Task directions — From the records, pick out and copy each line containing "color".

..............................

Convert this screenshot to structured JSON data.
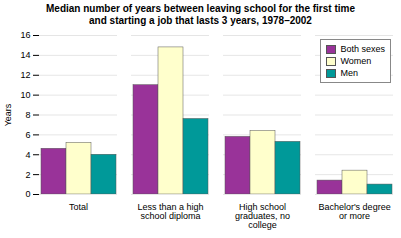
{
  "chart_data": {
    "type": "bar",
    "title": "Median number of years between leaving school for the first time\nand starting a job that lasts 3 years, 1978–2002",
    "categories": [
      "Total",
      "Less than a high\nschool diploma",
      "High school\ngraduates, no\ncollege",
      "Bachelor's degree\nor more"
    ],
    "series": [
      {
        "name": "Both sexes",
        "color": "#993399",
        "values": [
          4.6,
          11.0,
          5.8,
          1.4
        ]
      },
      {
        "name": "Women",
        "color": "#FFFFCC",
        "values": [
          5.2,
          14.8,
          6.4,
          2.4
        ]
      },
      {
        "name": "Men",
        "color": "#009999",
        "values": [
          4.0,
          7.6,
          5.3,
          1.0
        ]
      }
    ],
    "ylabel": "Years",
    "ylim": [
      0,
      16
    ],
    "yticks": [
      0,
      2,
      4,
      6,
      8,
      10,
      12,
      14,
      16
    ],
    "grid": true,
    "legend": "upper right"
  }
}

..............................

The answer —
        "color": "#993399",
        "color": "#FFFFCC",
        "color": "#009999",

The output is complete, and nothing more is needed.